Copy every line of the records below without any changes.

··· Task material

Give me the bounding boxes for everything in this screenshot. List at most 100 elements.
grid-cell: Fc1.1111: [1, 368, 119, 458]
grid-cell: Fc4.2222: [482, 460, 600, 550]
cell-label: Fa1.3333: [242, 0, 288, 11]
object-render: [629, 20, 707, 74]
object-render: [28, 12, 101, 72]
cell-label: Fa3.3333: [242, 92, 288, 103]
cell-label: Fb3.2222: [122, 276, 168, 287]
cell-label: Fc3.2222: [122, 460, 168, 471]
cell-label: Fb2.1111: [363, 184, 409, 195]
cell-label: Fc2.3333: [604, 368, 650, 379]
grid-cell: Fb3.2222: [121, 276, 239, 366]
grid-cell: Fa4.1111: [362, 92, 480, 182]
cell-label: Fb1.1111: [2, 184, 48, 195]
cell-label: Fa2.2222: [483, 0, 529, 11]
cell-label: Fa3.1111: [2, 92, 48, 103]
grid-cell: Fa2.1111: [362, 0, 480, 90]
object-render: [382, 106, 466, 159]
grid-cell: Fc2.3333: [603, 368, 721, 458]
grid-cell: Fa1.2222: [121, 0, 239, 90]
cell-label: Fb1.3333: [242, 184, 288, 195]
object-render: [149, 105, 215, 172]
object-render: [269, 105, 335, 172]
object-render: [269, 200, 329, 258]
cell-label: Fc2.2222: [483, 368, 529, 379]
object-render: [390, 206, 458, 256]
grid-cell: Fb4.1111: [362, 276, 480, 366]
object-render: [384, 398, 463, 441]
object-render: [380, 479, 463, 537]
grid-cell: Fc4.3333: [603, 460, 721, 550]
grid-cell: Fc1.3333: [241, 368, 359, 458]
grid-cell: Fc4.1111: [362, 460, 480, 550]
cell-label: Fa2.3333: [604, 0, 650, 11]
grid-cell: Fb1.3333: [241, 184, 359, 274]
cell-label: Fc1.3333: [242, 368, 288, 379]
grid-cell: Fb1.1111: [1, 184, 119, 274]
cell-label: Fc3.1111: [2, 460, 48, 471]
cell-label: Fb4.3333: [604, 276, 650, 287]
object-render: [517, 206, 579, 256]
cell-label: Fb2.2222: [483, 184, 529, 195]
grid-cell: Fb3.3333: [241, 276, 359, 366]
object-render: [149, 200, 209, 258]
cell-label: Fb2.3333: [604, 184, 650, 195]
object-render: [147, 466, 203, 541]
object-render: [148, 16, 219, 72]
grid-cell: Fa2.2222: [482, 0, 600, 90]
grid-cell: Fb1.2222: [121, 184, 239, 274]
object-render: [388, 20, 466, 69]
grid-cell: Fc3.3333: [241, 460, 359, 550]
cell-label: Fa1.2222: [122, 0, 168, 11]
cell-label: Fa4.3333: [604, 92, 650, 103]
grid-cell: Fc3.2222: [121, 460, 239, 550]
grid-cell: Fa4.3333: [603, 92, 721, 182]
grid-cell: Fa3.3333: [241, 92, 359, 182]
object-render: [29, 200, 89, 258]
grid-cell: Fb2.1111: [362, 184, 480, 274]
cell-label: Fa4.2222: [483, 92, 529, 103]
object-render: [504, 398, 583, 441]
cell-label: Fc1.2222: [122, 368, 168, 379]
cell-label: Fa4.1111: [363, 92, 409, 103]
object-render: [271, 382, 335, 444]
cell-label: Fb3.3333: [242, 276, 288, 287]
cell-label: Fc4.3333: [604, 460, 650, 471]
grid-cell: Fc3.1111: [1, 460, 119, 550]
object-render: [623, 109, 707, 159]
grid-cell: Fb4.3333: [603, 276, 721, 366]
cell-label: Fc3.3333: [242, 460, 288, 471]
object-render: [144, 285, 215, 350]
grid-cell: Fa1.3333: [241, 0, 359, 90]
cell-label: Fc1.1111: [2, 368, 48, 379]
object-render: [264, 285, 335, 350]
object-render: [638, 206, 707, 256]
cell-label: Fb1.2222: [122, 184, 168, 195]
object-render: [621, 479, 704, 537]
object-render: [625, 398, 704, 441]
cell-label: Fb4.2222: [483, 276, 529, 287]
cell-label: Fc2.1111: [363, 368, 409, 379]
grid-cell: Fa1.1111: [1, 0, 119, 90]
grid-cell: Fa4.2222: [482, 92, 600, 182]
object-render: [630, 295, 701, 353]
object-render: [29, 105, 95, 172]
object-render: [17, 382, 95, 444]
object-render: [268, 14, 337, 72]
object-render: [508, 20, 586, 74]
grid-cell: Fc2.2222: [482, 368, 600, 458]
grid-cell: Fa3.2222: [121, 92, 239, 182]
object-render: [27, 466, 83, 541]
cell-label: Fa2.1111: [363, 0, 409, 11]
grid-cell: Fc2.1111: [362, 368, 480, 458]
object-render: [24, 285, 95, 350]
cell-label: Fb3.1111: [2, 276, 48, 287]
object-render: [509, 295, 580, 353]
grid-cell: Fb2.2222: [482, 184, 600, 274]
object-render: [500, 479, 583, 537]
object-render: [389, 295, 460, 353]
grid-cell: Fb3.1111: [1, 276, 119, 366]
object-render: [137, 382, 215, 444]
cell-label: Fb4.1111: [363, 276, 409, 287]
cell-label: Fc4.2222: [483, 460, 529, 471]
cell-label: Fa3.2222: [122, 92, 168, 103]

······

> [Task result]:
Give me the bounding boxes for everything in this screenshot. List at most 100 elements.
grid-cell: Fc1.1111: [1, 368, 119, 458]
grid-cell: Fc4.2222: [482, 460, 600, 550]
cell-label: Fa1.3333: [242, 0, 288, 11]
object-render: [629, 20, 707, 74]
object-render: [28, 12, 101, 72]
cell-label: Fa3.3333: [242, 92, 288, 103]
cell-label: Fb3.2222: [122, 276, 168, 287]
cell-label: Fc3.2222: [122, 460, 168, 471]
cell-label: Fb2.1111: [363, 184, 409, 195]
cell-label: Fc2.3333: [604, 368, 650, 379]
grid-cell: Fb3.2222: [121, 276, 239, 366]
grid-cell: Fa4.1111: [362, 92, 480, 182]
cell-label: Fb1.1111: [2, 184, 48, 195]
cell-label: Fa2.2222: [483, 0, 529, 11]
cell-label: Fa3.1111: [2, 92, 48, 103]
grid-cell: Fa2.1111: [362, 0, 480, 90]
object-render: [382, 106, 466, 159]
grid-cell: Fc2.3333: [603, 368, 721, 458]
grid-cell: Fa1.2222: [121, 0, 239, 90]
cell-label: Fb1.3333: [242, 184, 288, 195]
object-render: [149, 105, 215, 172]
object-render: [269, 105, 335, 172]
object-render: [269, 200, 329, 258]
cell-label: Fc2.2222: [483, 368, 529, 379]
object-render: [390, 206, 458, 256]
grid-cell: Fb4.1111: [362, 276, 480, 366]
object-render: [384, 398, 463, 441]
object-render: [380, 479, 463, 537]
grid-cell: Fc4.3333: [603, 460, 721, 550]
grid-cell: Fc1.3333: [241, 368, 359, 458]
grid-cell: Fc4.1111: [362, 460, 480, 550]
cell-label: Fa2.3333: [604, 0, 650, 11]
grid-cell: Fb1.3333: [241, 184, 359, 274]
cell-label: Fc1.3333: [242, 368, 288, 379]
grid-cell: Fb1.1111: [1, 184, 119, 274]
cell-label: Fc3.1111: [2, 460, 48, 471]
cell-label: Fb4.3333: [604, 276, 650, 287]
object-render: [517, 206, 579, 256]
cell-label: Fb2.2222: [483, 184, 529, 195]
grid-cell: Fb3.3333: [241, 276, 359, 366]
object-render: [149, 200, 209, 258]
cell-label: Fb2.3333: [604, 184, 650, 195]
object-render: [147, 466, 203, 541]
object-render: [148, 16, 219, 72]
grid-cell: Fa2.2222: [482, 0, 600, 90]
grid-cell: Fb1.2222: [121, 184, 239, 274]
object-render: [388, 20, 466, 69]
grid-cell: Fc3.3333: [241, 460, 359, 550]
cell-label: Fa1.2222: [122, 0, 168, 11]
cell-label: Fa4.3333: [604, 92, 650, 103]
grid-cell: Fc3.2222: [121, 460, 239, 550]
grid-cell: Fa4.3333: [603, 92, 721, 182]
grid-cell: Fa3.3333: [241, 92, 359, 182]
object-render: [29, 200, 89, 258]
grid-cell: Fb2.1111: [362, 184, 480, 274]
cell-label: Fa4.2222: [483, 92, 529, 103]
object-render: [504, 398, 583, 441]
cell-label: Fc1.2222: [122, 368, 168, 379]
cell-label: Fa4.1111: [363, 92, 409, 103]
object-render: [271, 382, 335, 444]
cell-label: Fb3.3333: [242, 276, 288, 287]
cell-label: Fc4.3333: [604, 460, 650, 471]
grid-cell: Fc3.1111: [1, 460, 119, 550]
object-render: [623, 109, 707, 159]
grid-cell: Fb4.3333: [603, 276, 721, 366]
cell-label: Fc3.3333: [242, 460, 288, 471]
object-render: [144, 285, 215, 350]
grid-cell: Fa1.3333: [241, 0, 359, 90]
cell-label: Fc1.1111: [2, 368, 48, 379]
object-render: [264, 285, 335, 350]
object-render: [638, 206, 707, 256]
cell-label: Fb1.2222: [122, 184, 168, 195]
object-render: [621, 479, 704, 537]
object-render: [625, 398, 704, 441]
cell-label: Fb4.2222: [483, 276, 529, 287]
cell-label: Fc2.1111: [363, 368, 409, 379]
grid-cell: Fa1.1111: [1, 0, 119, 90]
grid-cell: Fa4.2222: [482, 92, 600, 182]
object-render: [630, 295, 701, 353]
object-render: [29, 105, 95, 172]
object-render: [17, 382, 95, 444]
object-render: [268, 14, 337, 72]
object-render: [508, 20, 586, 74]
grid-cell: Fc2.2222: [482, 368, 600, 458]
grid-cell: Fa3.2222: [121, 92, 239, 182]
object-render: [27, 466, 83, 541]
cell-label: Fa2.1111: [363, 0, 409, 11]
grid-cell: Fc2.1111: [362, 368, 480, 458]
object-render: [24, 285, 95, 350]
cell-label: Fb3.1111: [2, 276, 48, 287]
object-render: [509, 295, 580, 353]
grid-cell: Fb2.2222: [482, 184, 600, 274]
object-render: [500, 479, 583, 537]
object-render: [389, 295, 460, 353]
grid-cell: Fb3.1111: [1, 276, 119, 366]
object-render: [137, 382, 215, 444]
cell-label: Fb4.1111: [363, 276, 409, 287]
cell-label: Fc4.2222: [483, 460, 529, 471]
cell-label: Fa3.2222: [122, 92, 168, 103]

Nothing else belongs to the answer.